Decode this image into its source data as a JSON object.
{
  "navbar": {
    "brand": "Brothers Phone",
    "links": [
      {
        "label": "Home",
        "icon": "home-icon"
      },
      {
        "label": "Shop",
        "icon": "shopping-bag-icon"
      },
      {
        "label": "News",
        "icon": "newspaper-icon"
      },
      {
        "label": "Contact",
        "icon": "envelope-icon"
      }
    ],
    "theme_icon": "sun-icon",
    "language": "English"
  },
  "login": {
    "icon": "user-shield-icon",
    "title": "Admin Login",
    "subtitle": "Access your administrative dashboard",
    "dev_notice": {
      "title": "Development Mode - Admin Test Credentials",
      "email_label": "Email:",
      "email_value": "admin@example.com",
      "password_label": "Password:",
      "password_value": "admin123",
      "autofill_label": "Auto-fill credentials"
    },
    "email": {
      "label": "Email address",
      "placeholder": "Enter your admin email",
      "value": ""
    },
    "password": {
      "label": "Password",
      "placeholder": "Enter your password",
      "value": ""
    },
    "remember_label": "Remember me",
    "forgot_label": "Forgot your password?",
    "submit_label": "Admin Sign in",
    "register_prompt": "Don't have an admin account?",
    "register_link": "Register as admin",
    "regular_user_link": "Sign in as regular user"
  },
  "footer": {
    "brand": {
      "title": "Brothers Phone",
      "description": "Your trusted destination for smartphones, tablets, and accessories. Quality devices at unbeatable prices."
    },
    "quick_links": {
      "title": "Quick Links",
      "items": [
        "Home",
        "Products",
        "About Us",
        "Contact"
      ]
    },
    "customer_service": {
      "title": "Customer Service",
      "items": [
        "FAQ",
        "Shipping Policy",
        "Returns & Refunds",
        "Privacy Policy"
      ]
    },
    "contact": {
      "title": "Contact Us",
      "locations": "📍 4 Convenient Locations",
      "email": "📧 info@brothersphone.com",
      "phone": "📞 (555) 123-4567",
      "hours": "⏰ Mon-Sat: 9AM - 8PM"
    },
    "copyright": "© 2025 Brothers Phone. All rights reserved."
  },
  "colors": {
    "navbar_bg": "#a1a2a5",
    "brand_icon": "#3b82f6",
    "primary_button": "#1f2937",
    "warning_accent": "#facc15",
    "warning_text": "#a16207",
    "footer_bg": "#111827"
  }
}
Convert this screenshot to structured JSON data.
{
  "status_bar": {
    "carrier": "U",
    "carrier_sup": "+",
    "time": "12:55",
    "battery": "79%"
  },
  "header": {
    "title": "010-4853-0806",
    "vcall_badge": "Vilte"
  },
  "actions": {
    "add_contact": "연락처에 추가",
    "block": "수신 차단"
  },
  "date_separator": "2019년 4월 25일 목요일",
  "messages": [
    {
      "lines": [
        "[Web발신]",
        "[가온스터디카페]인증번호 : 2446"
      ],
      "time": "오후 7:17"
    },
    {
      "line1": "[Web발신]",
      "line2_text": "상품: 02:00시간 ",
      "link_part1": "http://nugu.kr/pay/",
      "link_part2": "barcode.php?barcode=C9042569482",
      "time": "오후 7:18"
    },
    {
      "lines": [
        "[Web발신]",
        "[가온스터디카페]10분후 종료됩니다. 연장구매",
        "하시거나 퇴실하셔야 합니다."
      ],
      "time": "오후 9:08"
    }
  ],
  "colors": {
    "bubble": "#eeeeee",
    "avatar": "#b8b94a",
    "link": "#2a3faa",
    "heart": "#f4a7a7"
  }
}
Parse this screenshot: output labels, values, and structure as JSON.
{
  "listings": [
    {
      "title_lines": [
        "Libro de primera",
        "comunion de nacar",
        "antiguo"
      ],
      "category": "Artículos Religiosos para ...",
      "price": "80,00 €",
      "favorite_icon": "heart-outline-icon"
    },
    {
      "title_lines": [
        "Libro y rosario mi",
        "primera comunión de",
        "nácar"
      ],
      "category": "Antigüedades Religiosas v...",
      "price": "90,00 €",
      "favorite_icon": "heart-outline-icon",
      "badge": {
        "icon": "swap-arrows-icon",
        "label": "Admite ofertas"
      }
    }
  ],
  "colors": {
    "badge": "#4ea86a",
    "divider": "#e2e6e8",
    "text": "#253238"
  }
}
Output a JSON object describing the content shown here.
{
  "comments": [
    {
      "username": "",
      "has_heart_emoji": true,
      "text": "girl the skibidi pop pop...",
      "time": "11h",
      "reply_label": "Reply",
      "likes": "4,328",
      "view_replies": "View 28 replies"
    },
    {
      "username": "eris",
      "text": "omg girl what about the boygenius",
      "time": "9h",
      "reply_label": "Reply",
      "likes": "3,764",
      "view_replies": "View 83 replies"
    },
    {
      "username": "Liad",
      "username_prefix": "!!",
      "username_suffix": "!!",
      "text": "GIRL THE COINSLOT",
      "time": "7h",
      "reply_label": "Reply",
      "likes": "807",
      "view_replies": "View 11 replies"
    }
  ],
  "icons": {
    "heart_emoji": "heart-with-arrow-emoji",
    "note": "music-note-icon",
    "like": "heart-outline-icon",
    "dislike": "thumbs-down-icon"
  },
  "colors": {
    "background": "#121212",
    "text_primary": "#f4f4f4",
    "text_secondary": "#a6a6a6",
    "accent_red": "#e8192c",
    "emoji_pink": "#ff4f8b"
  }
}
-----
Problem: Copy each line of the records above that carries the word "category".

Reply:
      "category": "Artículos Religiosos para ...",
      "category": "Antigüedades Religiosas v...",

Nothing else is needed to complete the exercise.